### INSTRUCTIONS TO FOLLOW
Show only lines that include "целей".

--- Start GIVEN DATA ---

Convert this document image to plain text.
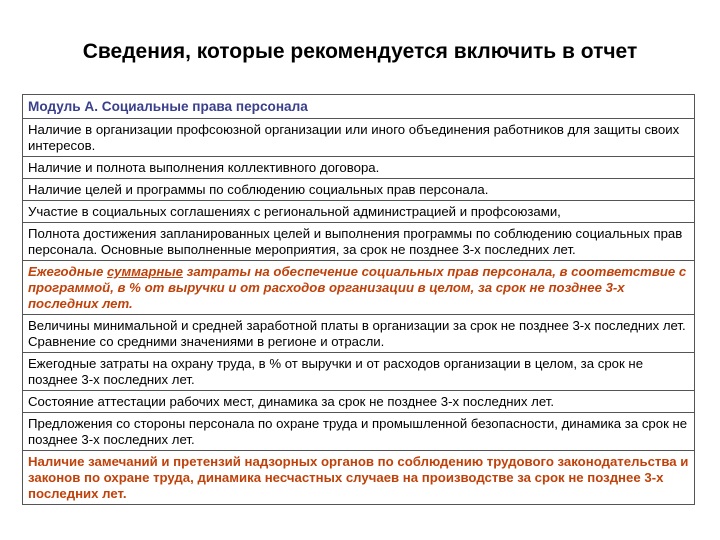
Сведения, которые рекомендуется включить в отчет
Модуль А. Социальные права персонала
Наличие в организации профсоюзной организации или иного объединения работников для защиты своих интересов.
Наличие и полнота выполнения коллективного договора.
Наличие целей и программы по соблюдению социальных прав персонала.
Участие в социальных соглашениях с региональной администрацией и профсоюзами,
Полнота достижения запланированных целей и выполнения программы по соблюдению социальных прав персонала. Основные выполненные мероприятия, за срок не позднее 3-х последних лет.
Ежегодные суммарные затраты на обеспечение социальных прав персонала, в соответствие с программой, в % от выручки и от расходов организации в целом, за срок не позднее 3-х последних лет.
Величины минимальной и средней заработной платы в организации за срок не позднее 3-х последних лет. Сравнение со средними значениями в регионе и отрасли.
Ежегодные затраты на охрану труда, в % от выручки и от расходов организации в целом, за срок не позднее 3-х последних лет.
Состояние аттестации рабочих мест, динамика за срок не позднее 3-х последних лет.
Предложения со стороны персонала по охране труда и промышленной безопасности, динамика за срок не позднее 3-х последних лет.
Наличие замечаний и претензий надзорных органов по соблюдению трудового законодательства и законов по охране труда, динамика несчастных случаев на производстве за срок не позднее 3-х последних лет.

--- End GIVEN DATA ---

### SOLUTION TO THE EXERCISE
Наличие целей и программы по соблюдению социальных прав персонала.
Полнота достижения запланированных целей и выполнения программы по соблюдению социальных прав персонала. Основные выполненные мероприятия, за срок не позднее 3-х последних лет.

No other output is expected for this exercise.